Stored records
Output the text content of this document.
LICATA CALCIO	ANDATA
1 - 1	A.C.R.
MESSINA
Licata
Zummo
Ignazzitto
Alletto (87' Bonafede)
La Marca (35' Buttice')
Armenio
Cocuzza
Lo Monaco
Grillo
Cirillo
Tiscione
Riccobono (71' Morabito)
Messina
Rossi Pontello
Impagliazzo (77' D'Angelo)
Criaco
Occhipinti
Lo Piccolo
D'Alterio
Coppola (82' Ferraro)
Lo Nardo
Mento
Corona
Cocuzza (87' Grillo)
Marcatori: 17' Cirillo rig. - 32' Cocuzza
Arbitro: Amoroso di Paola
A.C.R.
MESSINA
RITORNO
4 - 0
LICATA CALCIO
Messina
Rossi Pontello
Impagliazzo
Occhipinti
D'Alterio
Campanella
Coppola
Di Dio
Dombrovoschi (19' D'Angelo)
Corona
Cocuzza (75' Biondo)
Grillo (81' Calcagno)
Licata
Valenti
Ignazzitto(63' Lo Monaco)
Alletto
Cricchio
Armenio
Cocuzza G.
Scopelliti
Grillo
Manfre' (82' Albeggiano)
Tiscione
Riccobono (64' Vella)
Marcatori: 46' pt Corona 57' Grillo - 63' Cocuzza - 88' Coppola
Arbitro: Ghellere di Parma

- AIM OF THE EXERCISE
All of the entries should be written out again exactly.

- TASK SOLUTION
Output the text content of this document.
LICATA CALCIO	ANDATA
1 - 1	A.C.R.
MESSINA
Licata
Zummo
Ignazzitto
Alletto (87' Bonafede)
La Marca (35' Buttice')
Armenio
Cocuzza
Lo Monaco
Grillo
Cirillo
Tiscione
Riccobono (71' Morabito)
Messina
Rossi Pontello
Impagliazzo (77' D'Angelo)
Criaco
Occhipinti
Lo Piccolo
D'Alterio
Coppola (82' Ferraro)
Lo Nardo
Mento
Corona
Cocuzza (87' Grillo)
Marcatori: 17' Cirillo rig. - 32' Cocuzza
Arbitro: Amoroso di Paola
A.C.R.
MESSINA
RITORNO
4 - 0
LICATA CALCIO
Messina
Rossi Pontello
Impagliazzo
Occhipinti
D'Alterio
Campanella
Coppola
Di Dio
Dombrovoschi (19' D'Angelo)
Corona
Cocuzza (75' Biondo)
Grillo (81' Calcagno)
Licata
Valenti
Ignazzitto(63' Lo Monaco)
Alletto
Cricchio
Armenio
Cocuzza G.
Scopelliti
Grillo
Manfre' (82' Albeggiano)
Tiscione
Riccobono (64' Vella)
Marcatori: 46' pt Corona 57' Grillo - 63' Cocuzza - 88' Coppola
Arbitro: Ghellere di Parma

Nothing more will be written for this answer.